:: TEXT SEGMENT

Exhibit 3.6

                           CERTIFICATE OF AMENDMENT OF
              AMENDED AND RESTATED CERTIFICATE OF INCORPORATION OF
                        MACE SECURITY INTERNATIONAL, INC.

     MACE SECURITY INTERNATIONAL, INC., a corporation organized and existing
under and by virtue of the Delaware General Corporation Law (the "Corporation")
DOES HEREBY CERTIFY THAT:

     FIRST:  The name of the Corporation is "Mace Security International, Inc."

     SECOND: The Amended and Restated Certificate of Incorporation was filed by
             the Secretary of State on December 28, 1999.

     THIRD:  The Amended and Restated Certificate of Incorporation is hereby
             amended to effect a one-for-two reverse stock split of the issued
             and outstanding Common Stock.

::::

> CHALLENGE 1:
According to the certificate of amendment, on what date did the Secretary of State file the Amended and Restated Certificate of Incorporation?
> CHALLENGE 2:
Find each line in the entries that contains the string "toggle" and copy it out.
The certificate above and the entries that follow are unrelated material.

:: RECORDS SUPPLIED

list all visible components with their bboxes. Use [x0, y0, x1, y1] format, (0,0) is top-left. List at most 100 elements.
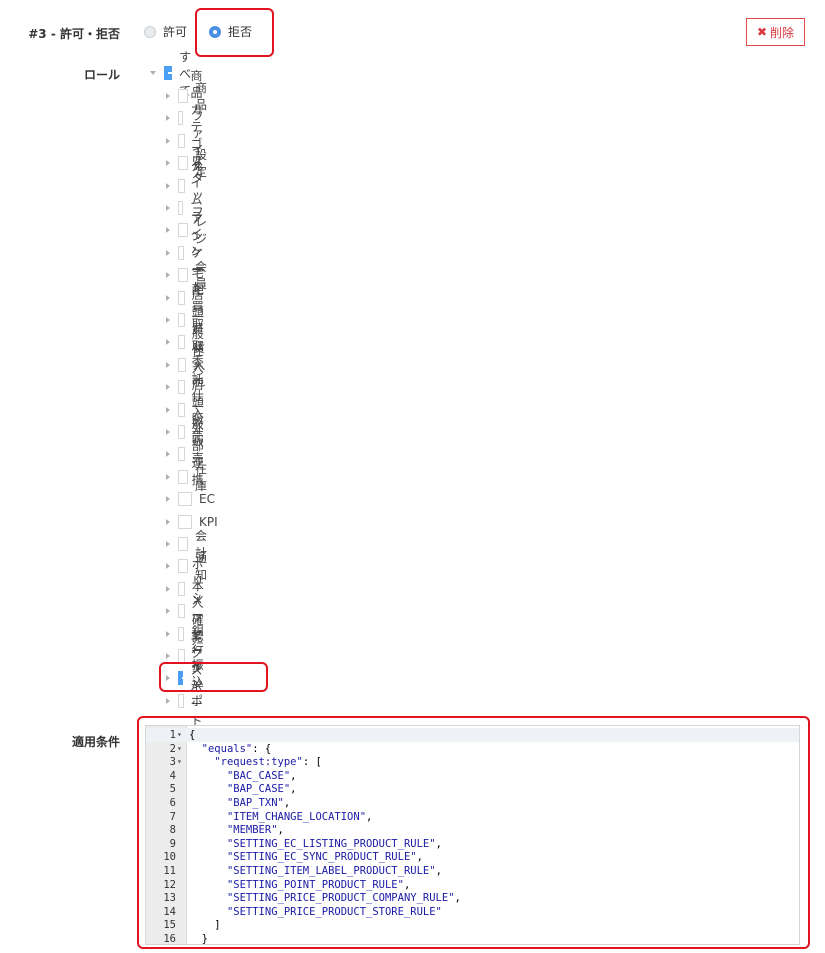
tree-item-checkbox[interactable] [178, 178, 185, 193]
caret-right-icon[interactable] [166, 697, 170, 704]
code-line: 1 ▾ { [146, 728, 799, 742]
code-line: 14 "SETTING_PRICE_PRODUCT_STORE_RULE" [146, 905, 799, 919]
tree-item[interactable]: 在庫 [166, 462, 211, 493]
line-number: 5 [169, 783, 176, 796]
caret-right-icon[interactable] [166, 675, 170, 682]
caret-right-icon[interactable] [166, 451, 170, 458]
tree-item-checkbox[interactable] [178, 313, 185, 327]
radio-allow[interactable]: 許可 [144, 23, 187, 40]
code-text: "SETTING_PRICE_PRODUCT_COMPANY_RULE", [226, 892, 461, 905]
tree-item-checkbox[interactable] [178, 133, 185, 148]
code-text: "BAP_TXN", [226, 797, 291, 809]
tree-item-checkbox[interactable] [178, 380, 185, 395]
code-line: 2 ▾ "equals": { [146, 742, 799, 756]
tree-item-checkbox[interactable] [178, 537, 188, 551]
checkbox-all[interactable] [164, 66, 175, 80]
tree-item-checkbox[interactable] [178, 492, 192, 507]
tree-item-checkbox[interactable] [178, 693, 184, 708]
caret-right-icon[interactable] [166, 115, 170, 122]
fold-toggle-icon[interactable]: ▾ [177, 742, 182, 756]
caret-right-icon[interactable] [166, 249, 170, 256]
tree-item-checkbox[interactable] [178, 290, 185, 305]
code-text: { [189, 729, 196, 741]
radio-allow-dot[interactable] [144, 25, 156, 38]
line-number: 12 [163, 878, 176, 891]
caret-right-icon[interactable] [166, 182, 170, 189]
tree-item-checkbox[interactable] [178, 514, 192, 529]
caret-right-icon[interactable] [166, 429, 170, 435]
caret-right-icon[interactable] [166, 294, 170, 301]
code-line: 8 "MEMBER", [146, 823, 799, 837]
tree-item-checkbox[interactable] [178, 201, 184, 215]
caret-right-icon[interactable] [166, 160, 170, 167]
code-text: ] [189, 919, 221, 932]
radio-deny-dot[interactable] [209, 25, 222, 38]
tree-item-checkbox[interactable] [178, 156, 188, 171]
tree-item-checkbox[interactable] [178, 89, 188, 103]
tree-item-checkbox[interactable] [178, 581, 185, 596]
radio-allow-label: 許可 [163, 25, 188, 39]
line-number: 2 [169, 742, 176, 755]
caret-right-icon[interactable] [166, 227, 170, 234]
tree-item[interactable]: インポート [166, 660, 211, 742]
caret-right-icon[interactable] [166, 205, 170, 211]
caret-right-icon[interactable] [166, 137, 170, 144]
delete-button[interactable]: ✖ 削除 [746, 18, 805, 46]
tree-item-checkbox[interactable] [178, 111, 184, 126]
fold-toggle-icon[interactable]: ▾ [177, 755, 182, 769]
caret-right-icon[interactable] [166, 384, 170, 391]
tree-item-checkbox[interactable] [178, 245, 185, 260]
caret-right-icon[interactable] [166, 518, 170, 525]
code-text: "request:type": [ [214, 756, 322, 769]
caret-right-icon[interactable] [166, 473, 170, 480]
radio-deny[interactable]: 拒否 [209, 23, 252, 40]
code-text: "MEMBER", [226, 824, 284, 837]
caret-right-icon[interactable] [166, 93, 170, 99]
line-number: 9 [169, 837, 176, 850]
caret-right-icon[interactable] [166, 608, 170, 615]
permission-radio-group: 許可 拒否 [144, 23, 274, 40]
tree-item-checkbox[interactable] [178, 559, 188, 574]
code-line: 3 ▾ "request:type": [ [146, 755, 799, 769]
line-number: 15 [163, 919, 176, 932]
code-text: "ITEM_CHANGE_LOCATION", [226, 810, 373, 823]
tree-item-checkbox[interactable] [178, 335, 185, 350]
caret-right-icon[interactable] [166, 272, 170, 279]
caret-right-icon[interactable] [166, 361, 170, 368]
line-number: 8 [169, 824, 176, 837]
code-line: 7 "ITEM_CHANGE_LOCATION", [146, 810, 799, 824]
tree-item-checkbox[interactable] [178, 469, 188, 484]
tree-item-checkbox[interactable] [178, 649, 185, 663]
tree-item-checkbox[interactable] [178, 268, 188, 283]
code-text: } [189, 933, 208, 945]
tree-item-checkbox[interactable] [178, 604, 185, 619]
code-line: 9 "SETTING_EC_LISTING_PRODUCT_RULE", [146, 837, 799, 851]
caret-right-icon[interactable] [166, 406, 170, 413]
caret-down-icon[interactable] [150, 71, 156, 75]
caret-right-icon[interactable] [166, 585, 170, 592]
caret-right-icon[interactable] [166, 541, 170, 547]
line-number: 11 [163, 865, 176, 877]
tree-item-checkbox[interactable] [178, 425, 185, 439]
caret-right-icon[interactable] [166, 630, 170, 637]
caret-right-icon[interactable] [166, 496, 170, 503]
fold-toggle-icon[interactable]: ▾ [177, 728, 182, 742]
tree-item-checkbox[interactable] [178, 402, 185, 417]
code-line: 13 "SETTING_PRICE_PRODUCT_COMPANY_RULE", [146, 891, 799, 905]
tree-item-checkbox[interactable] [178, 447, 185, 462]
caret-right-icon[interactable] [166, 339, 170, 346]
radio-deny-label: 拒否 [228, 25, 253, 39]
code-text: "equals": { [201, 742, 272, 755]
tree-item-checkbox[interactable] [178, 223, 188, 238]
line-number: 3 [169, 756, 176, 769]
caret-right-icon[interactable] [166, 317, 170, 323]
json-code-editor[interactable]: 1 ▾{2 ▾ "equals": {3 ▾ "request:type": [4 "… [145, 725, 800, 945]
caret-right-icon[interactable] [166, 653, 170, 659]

::::

> WORKED SOLUTION 1:
December 28, 1999.

> WORKED SOLUTION 2:
fold-toggle-icon[interactable]: ▾ [177, 742, 182, 756]
fold-toggle-icon[interactable]: ▾ [177, 755, 182, 769]
fold-toggle-icon[interactable]: ▾ [177, 728, 182, 742]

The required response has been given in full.